**Task to complete:**
Locate all lines in the data below that hold "Quality" and show them.

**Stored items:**
════════════════

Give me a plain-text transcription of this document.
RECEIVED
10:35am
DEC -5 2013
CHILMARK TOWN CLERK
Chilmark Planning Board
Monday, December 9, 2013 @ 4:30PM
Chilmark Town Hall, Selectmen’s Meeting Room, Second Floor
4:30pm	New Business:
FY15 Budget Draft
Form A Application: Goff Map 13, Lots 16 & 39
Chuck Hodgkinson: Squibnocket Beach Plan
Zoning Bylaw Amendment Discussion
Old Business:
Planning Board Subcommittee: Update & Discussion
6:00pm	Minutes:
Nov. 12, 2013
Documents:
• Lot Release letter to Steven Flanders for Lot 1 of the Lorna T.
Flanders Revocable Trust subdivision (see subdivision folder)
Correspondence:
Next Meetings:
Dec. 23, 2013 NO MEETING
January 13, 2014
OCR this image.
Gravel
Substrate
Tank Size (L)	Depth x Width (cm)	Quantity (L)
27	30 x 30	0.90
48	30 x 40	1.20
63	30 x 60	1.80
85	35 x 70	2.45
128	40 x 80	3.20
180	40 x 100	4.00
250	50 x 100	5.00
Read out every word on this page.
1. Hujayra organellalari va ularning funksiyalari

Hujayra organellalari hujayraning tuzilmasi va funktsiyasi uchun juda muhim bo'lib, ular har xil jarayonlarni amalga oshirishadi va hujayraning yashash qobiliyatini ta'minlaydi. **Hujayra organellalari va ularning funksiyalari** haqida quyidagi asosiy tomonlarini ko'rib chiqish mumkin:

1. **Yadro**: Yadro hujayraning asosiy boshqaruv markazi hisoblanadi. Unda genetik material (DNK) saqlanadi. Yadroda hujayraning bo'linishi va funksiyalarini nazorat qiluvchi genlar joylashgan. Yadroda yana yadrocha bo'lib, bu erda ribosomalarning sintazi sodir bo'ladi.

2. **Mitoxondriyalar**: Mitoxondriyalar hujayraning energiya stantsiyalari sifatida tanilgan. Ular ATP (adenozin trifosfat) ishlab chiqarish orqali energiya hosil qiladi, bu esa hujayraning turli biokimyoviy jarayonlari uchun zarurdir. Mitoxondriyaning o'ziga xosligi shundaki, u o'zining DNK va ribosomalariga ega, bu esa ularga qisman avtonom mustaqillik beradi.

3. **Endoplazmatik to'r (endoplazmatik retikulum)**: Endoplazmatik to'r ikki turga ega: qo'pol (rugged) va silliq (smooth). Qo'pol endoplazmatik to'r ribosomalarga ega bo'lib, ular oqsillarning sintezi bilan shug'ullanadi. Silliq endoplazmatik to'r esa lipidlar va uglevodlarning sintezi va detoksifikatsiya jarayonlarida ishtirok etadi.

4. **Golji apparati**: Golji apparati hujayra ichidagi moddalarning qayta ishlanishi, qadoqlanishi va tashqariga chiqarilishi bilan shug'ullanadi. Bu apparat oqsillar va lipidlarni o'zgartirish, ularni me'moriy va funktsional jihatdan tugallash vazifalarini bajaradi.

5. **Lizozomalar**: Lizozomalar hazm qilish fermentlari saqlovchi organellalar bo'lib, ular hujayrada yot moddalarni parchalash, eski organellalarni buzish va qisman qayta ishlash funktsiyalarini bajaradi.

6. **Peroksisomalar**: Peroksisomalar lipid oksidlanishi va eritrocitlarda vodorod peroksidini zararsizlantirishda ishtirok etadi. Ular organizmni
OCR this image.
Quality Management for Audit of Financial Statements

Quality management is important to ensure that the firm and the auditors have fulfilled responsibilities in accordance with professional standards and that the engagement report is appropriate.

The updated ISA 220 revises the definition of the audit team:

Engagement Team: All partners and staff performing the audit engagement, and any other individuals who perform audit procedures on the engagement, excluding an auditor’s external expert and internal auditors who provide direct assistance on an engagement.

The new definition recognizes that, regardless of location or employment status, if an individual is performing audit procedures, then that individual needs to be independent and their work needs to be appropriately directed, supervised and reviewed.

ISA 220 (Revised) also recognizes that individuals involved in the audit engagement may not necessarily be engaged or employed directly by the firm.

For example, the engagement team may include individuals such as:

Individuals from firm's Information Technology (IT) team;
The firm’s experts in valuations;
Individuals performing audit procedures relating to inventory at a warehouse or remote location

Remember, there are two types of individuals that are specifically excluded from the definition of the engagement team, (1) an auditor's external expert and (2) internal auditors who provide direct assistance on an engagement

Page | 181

════════════════

**Expected output:**
Quality Management for Audit of Financial Statements
Quality management is important to ensure that the firm and the auditors have fulfilled responsibilities in accordance with professional standards and that the engagement report is appropriate.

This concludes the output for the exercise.